• **The exercise**
The listing below should be copied in full, word for word.

• **Records for this exercise**
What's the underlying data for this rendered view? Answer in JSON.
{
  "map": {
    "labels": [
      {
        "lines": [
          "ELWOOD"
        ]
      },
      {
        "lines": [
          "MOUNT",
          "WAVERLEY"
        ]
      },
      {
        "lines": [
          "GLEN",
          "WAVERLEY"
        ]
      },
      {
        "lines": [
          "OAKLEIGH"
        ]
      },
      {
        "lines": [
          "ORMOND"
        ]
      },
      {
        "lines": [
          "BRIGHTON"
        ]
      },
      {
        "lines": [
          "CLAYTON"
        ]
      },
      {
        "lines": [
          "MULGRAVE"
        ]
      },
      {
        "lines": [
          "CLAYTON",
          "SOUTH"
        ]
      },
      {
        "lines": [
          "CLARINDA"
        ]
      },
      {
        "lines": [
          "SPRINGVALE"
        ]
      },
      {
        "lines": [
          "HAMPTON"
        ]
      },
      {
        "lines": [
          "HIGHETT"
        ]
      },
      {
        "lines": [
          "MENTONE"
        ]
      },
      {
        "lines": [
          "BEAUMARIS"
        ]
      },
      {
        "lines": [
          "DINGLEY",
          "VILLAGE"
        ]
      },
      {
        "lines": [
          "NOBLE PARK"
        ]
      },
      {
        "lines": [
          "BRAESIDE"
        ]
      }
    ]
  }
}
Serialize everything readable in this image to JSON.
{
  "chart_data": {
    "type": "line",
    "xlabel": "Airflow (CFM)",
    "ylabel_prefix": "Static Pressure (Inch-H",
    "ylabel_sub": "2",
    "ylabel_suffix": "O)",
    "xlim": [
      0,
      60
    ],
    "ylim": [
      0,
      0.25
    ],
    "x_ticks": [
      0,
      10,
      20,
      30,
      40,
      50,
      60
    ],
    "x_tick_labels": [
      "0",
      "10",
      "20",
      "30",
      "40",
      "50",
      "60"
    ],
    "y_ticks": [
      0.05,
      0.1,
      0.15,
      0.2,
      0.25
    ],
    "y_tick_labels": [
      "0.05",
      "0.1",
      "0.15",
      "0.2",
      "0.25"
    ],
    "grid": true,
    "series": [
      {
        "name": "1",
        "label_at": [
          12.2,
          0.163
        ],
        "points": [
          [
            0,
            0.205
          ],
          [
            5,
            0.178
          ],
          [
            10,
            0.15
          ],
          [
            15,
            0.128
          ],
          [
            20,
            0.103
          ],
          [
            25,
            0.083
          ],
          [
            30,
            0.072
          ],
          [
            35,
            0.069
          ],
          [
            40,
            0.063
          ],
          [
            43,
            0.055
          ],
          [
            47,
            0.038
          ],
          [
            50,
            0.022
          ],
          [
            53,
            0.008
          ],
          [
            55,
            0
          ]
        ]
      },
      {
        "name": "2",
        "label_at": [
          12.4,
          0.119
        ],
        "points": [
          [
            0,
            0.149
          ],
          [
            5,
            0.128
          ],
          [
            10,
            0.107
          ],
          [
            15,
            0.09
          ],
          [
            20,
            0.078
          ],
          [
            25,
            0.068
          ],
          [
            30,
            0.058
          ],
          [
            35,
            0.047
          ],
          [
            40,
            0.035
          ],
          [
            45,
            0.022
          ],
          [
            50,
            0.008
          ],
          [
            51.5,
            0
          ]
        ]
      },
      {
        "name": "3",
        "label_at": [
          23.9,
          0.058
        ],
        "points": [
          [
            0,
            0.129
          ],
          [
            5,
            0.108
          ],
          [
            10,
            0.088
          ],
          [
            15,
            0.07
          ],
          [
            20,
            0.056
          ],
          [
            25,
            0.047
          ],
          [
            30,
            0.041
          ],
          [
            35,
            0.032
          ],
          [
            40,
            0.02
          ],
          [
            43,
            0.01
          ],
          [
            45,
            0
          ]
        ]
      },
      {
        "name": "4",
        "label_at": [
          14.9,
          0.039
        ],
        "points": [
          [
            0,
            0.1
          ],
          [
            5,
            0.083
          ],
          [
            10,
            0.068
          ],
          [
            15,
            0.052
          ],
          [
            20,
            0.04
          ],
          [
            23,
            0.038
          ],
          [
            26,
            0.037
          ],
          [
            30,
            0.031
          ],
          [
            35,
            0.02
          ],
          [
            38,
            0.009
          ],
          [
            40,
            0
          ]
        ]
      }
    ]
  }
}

• **Reply to the exercise**
What's the underlying data for this rendered view? Answer in JSON.
{
  "map": {
    "labels": [
      {
        "lines": [
          "ELWOOD"
        ]
      },
      {
        "lines": [
          "MOUNT",
          "WAVERLEY"
        ]
      },
      {
        "lines": [
          "GLEN",
          "WAVERLEY"
        ]
      },
      {
        "lines": [
          "OAKLEIGH"
        ]
      },
      {
        "lines": [
          "ORMOND"
        ]
      },
      {
        "lines": [
          "BRIGHTON"
        ]
      },
      {
        "lines": [
          "CLAYTON"
        ]
      },
      {
        "lines": [
          "MULGRAVE"
        ]
      },
      {
        "lines": [
          "CLAYTON",
          "SOUTH"
        ]
      },
      {
        "lines": [
          "CLARINDA"
        ]
      },
      {
        "lines": [
          "SPRINGVALE"
        ]
      },
      {
        "lines": [
          "HAMPTON"
        ]
      },
      {
        "lines": [
          "HIGHETT"
        ]
      },
      {
        "lines": [
          "MENTONE"
        ]
      },
      {
        "lines": [
          "BEAUMARIS"
        ]
      },
      {
        "lines": [
          "DINGLEY",
          "VILLAGE"
        ]
      },
      {
        "lines": [
          "NOBLE PARK"
        ]
      },
      {
        "lines": [
          "BRAESIDE"
        ]
      }
    ]
  }
}
Serialize everything readable in this image to JSON.
{
  "chart_data": {
    "type": "line",
    "xlabel": "Airflow (CFM)",
    "ylabel_prefix": "Static Pressure (Inch-H",
    "ylabel_sub": "2",
    "ylabel_suffix": "O)",
    "xlim": [
      0,
      60
    ],
    "ylim": [
      0,
      0.25
    ],
    "x_ticks": [
      0,
      10,
      20,
      30,
      40,
      50,
      60
    ],
    "x_tick_labels": [
      "0",
      "10",
      "20",
      "30",
      "40",
      "50",
      "60"
    ],
    "y_ticks": [
      0.05,
      0.1,
      0.15,
      0.2,
      0.25
    ],
    "y_tick_labels": [
      "0.05",
      "0.1",
      "0.15",
      "0.2",
      "0.25"
    ],
    "grid": true,
    "series": [
      {
        "name": "1",
        "label_at": [
          12.2,
          0.163
        ],
        "points": [
          [
            0,
            0.205
          ],
          [
            5,
            0.178
          ],
          [
            10,
            0.15
          ],
          [
            15,
            0.128
          ],
          [
            20,
            0.103
          ],
          [
            25,
            0.083
          ],
          [
            30,
            0.072
          ],
          [
            35,
            0.069
          ],
          [
            40,
            0.063
          ],
          [
            43,
            0.055
          ],
          [
            47,
            0.038
          ],
          [
            50,
            0.022
          ],
          [
            53,
            0.008
          ],
          [
            55,
            0
          ]
        ]
      },
      {
        "name": "2",
        "label_at": [
          12.4,
          0.119
        ],
        "points": [
          [
            0,
            0.149
          ],
          [
            5,
            0.128
          ],
          [
            10,
            0.107
          ],
          [
            15,
            0.09
          ],
          [
            20,
            0.078
          ],
          [
            25,
            0.068
          ],
          [
            30,
            0.058
          ],
          [
            35,
            0.047
          ],
          [
            40,
            0.035
          ],
          [
            45,
            0.022
          ],
          [
            50,
            0.008
          ],
          [
            51.5,
            0
          ]
        ]
      },
      {
        "name": "3",
        "label_at": [
          23.9,
          0.058
        ],
        "points": [
          [
            0,
            0.129
          ],
          [
            5,
            0.108
          ],
          [
            10,
            0.088
          ],
          [
            15,
            0.07
          ],
          [
            20,
            0.056
          ],
          [
            25,
            0.047
          ],
          [
            30,
            0.041
          ],
          [
            35,
            0.032
          ],
          [
            40,
            0.02
          ],
          [
            43,
            0.01
          ],
          [
            45,
            0
          ]
        ]
      },
      {
        "name": "4",
        "label_at": [
          14.9,
          0.039
        ],
        "points": [
          [
            0,
            0.1
          ],
          [
            5,
            0.083
          ],
          [
            10,
            0.068
          ],
          [
            15,
            0.052
          ],
          [
            20,
            0.04
          ],
          [
            23,
            0.038
          ],
          [
            26,
            0.037
          ],
          [
            30,
            0.031
          ],
          [
            35,
            0.02
          ],
          [
            38,
            0.009
          ],
          [
            40,
            0
          ]
        ]
      }
    ]
  }
}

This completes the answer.